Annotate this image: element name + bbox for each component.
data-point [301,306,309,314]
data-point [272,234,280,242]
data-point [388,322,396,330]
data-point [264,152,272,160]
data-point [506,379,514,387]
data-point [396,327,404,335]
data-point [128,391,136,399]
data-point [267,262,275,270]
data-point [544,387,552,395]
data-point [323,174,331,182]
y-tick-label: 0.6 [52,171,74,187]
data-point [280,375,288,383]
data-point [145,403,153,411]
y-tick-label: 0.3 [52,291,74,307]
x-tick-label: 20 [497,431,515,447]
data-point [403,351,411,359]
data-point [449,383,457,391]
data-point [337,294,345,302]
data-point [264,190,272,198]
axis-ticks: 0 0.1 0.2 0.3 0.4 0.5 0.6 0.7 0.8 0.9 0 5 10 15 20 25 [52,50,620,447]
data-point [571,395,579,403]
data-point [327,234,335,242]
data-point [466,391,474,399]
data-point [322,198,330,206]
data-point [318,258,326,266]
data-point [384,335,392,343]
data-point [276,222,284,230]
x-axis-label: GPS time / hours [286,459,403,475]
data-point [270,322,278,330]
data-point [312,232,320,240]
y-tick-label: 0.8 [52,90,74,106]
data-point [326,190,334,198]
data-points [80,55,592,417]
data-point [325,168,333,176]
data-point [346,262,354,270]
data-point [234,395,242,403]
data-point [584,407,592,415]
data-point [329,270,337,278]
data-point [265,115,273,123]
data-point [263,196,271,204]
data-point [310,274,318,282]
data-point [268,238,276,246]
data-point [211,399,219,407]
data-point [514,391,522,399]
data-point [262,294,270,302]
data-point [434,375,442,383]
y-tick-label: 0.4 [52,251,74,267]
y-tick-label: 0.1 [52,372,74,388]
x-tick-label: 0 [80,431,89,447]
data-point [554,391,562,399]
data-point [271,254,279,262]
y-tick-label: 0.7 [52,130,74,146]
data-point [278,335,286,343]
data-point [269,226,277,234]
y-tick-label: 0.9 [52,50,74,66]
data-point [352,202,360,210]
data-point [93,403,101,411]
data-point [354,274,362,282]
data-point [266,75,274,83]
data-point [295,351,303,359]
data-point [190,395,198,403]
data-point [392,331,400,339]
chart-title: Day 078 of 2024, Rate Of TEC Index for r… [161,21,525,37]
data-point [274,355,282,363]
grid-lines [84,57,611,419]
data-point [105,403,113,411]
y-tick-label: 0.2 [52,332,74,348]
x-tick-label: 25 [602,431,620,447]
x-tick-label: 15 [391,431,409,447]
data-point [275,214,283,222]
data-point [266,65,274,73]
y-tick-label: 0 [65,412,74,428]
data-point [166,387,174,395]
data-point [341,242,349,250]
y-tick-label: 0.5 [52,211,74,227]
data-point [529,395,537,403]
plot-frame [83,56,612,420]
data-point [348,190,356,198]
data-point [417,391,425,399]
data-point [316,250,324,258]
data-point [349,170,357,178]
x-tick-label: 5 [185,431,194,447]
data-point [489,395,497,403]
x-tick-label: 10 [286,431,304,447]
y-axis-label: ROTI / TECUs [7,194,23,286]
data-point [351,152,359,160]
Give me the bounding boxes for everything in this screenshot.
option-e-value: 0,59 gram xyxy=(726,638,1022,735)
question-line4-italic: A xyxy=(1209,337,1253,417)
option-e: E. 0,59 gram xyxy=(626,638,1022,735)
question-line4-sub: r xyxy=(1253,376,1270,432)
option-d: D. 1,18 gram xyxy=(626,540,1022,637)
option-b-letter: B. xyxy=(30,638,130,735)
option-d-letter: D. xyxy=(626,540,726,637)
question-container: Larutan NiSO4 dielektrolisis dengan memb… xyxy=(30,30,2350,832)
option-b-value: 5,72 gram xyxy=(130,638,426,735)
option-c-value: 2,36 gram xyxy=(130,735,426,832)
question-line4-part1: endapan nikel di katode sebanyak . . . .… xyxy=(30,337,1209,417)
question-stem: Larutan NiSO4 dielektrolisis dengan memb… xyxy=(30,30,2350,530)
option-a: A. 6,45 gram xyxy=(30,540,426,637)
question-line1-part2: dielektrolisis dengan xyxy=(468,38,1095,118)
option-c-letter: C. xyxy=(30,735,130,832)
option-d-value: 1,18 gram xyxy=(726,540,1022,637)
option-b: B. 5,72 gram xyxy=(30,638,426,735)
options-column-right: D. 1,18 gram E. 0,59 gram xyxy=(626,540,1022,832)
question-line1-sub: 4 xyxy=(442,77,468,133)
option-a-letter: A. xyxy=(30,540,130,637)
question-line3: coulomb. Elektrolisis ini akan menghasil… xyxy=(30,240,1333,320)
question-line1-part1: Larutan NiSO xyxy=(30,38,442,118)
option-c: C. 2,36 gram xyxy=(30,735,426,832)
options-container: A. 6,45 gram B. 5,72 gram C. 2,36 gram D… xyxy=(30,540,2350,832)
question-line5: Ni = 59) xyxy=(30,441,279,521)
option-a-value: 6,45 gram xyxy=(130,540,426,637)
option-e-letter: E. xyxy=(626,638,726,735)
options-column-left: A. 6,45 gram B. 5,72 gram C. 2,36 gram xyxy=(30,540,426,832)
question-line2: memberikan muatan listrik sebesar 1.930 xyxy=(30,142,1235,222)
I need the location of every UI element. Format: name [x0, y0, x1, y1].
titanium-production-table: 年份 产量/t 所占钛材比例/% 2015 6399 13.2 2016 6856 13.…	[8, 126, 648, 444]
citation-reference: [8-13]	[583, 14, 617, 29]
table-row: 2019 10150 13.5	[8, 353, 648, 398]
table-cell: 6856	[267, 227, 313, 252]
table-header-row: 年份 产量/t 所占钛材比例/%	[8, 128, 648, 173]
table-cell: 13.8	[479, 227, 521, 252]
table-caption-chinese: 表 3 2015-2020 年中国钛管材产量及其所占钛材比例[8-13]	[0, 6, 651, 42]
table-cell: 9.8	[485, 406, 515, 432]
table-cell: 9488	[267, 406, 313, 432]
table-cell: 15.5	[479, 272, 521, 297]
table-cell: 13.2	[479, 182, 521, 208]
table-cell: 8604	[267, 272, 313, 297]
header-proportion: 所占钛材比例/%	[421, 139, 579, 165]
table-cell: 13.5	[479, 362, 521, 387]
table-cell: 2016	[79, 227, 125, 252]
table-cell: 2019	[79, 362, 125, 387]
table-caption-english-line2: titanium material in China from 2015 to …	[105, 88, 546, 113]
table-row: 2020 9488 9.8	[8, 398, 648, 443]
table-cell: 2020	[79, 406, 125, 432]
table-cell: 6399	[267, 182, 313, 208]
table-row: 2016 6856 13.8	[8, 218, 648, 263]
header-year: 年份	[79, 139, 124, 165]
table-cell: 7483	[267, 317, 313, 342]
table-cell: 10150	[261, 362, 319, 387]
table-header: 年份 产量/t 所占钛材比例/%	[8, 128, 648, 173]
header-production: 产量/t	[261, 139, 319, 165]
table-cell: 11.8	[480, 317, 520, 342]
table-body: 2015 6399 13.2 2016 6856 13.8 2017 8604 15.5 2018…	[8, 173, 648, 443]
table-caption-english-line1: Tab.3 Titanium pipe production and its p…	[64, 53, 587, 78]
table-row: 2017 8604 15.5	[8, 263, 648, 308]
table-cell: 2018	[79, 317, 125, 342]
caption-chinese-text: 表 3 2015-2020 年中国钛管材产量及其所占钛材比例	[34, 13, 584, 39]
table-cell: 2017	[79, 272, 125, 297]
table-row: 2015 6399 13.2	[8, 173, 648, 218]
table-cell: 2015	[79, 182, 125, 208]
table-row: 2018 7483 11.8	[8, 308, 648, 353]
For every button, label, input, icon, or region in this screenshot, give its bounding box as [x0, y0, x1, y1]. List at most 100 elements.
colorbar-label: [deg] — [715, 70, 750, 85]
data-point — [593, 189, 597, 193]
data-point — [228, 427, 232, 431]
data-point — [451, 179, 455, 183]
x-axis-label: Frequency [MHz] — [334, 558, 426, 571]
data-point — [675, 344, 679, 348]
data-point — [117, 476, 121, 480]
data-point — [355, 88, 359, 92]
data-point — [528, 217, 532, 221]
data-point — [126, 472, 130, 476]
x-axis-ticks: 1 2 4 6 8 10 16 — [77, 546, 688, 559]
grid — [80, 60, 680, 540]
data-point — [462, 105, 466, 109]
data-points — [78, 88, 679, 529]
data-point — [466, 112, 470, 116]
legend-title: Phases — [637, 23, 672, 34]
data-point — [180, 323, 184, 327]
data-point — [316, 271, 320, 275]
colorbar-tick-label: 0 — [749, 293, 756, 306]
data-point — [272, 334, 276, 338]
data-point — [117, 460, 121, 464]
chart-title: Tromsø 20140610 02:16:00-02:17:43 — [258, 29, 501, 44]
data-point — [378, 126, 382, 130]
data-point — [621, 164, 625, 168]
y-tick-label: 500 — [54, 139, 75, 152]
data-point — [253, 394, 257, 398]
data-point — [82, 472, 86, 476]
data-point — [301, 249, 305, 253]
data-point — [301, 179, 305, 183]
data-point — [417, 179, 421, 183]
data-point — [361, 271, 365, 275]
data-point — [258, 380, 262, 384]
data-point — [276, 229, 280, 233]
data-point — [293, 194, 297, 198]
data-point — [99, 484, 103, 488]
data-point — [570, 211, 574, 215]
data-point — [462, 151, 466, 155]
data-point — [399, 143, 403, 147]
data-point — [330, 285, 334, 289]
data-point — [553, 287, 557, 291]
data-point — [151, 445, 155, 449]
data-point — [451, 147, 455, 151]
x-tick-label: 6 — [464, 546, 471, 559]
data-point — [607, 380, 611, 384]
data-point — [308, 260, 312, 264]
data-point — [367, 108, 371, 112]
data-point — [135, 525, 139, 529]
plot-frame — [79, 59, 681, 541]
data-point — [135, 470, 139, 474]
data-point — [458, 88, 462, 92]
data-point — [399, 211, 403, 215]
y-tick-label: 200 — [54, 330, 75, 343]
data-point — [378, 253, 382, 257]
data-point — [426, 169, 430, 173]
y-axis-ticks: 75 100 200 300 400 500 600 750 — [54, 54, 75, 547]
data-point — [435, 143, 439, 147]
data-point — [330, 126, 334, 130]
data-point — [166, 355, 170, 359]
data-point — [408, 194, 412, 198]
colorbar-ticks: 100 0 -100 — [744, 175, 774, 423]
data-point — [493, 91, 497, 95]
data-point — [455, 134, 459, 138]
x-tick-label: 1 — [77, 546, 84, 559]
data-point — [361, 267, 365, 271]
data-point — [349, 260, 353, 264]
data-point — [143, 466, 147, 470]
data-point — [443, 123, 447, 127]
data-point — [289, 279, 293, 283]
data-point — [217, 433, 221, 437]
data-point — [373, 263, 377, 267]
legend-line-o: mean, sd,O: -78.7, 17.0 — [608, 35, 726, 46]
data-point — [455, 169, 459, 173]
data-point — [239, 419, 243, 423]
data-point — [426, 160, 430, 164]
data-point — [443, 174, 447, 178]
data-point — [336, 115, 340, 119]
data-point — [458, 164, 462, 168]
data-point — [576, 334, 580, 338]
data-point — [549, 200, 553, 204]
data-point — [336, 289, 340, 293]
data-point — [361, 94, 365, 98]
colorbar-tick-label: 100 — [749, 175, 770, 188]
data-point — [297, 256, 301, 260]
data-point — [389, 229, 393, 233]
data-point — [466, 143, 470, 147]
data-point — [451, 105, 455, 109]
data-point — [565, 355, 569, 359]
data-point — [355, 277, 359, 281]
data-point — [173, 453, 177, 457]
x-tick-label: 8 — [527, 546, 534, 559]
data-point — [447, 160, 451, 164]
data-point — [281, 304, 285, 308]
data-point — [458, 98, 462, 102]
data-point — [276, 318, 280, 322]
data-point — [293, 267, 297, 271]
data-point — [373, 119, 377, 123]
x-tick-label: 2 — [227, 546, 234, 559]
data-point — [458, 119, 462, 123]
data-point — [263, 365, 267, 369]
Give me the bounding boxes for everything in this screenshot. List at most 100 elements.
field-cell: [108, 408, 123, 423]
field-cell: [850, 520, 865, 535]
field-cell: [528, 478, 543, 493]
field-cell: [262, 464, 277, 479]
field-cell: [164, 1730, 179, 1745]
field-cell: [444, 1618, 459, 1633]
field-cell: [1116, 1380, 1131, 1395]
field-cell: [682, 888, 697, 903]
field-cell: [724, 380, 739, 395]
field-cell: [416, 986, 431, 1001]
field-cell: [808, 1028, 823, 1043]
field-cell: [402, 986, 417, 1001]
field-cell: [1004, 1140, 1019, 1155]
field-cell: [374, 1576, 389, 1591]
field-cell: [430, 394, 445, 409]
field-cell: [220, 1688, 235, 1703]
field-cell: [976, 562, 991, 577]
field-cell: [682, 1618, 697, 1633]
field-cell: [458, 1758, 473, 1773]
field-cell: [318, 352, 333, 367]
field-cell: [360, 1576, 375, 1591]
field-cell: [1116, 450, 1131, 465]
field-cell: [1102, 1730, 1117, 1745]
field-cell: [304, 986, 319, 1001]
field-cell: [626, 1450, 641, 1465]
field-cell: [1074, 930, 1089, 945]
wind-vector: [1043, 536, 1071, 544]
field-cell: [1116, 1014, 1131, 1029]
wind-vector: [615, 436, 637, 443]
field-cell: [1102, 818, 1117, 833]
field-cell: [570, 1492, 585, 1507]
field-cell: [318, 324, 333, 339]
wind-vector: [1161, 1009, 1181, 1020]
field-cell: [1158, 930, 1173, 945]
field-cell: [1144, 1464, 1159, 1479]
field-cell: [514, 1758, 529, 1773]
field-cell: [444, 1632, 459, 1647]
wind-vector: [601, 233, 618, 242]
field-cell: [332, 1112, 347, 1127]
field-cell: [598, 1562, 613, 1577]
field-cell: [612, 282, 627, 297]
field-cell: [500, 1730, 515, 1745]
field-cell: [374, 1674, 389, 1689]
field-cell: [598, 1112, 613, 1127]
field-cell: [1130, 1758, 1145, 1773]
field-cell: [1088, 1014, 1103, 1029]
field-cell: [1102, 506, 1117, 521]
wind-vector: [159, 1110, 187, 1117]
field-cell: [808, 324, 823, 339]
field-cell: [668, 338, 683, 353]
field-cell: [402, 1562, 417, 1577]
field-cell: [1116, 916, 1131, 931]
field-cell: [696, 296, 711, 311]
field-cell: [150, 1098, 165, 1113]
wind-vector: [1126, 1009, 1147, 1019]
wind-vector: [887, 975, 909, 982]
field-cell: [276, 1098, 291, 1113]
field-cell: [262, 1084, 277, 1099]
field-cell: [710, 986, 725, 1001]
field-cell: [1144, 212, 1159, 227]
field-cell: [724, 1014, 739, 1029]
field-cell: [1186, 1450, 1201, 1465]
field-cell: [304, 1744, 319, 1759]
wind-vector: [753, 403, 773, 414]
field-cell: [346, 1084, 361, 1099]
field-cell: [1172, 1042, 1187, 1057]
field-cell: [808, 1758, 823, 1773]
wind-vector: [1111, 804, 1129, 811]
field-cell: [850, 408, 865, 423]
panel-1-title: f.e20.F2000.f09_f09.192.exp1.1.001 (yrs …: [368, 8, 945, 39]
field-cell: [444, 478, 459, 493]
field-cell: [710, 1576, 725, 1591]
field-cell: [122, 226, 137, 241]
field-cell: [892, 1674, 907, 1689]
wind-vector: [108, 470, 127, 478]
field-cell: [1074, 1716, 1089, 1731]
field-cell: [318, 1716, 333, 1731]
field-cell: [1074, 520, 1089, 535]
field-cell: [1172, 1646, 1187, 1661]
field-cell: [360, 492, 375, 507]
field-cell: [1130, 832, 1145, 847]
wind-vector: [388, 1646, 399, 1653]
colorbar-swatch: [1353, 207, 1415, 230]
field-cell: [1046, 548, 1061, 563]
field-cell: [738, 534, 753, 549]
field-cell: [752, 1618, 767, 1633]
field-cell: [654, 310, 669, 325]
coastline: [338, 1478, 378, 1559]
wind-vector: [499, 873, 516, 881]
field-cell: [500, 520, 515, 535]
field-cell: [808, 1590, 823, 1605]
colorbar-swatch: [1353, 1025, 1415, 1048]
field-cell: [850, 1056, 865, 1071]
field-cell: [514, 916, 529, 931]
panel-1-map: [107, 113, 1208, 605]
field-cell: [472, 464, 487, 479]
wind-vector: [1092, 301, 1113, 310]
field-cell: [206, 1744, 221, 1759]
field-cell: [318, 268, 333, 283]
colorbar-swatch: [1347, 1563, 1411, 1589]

Instructions to follow:
Reproduce verbatim the lines starting at the beginning of the entries and ending at the line that contains "data-point [434,375,442,383]", with both of those lines included.

Task result:
Annotate this image: element name + bbox for each component.
data-point [301,306,309,314]
data-point [272,234,280,242]
data-point [388,322,396,330]
data-point [264,152,272,160]
data-point [506,379,514,387]
data-point [396,327,404,335]
data-point [128,391,136,399]
data-point [267,262,275,270]
data-point [544,387,552,395]
data-point [323,174,331,182]
y-tick-label: 0.6 [52,171,74,187]
data-point [280,375,288,383]
data-point [145,403,153,411]
y-tick-label: 0.3 [52,291,74,307]
x-tick-label: 20 [497,431,515,447]
data-point [403,351,411,359]
data-point [449,383,457,391]
data-point [337,294,345,302]
data-point [264,190,272,198]
axis-ticks: 0 0.1 0.2 0.3 0.4 0.5 0.6 0.7 0.8 0.9 0 5 10 15 20 25 [52,50,620,447]
data-point [571,395,579,403]
data-point [327,234,335,242]
data-point [466,391,474,399]
data-point [322,198,330,206]
data-point [318,258,326,266]
data-point [384,335,392,343]
data-point [276,222,284,230]
x-axis-label: GPS time / hours [286,459,403,475]
data-point [270,322,278,330]
data-point [312,232,320,240]
y-tick-label: 0.8 [52,90,74,106]
data-point [326,190,334,198]
data-points [80,55,592,417]
data-point [325,168,333,176]
data-point [346,262,354,270]
data-point [234,395,242,403]
data-point [584,407,592,415]
data-point [329,270,337,278]
data-point [265,115,273,123]
data-point [263,196,271,204]
data-point [310,274,318,282]
data-point [268,238,276,246]
data-point [211,399,219,407]
data-point [514,391,522,399]
data-point [262,294,270,302]
data-point [434,375,442,383]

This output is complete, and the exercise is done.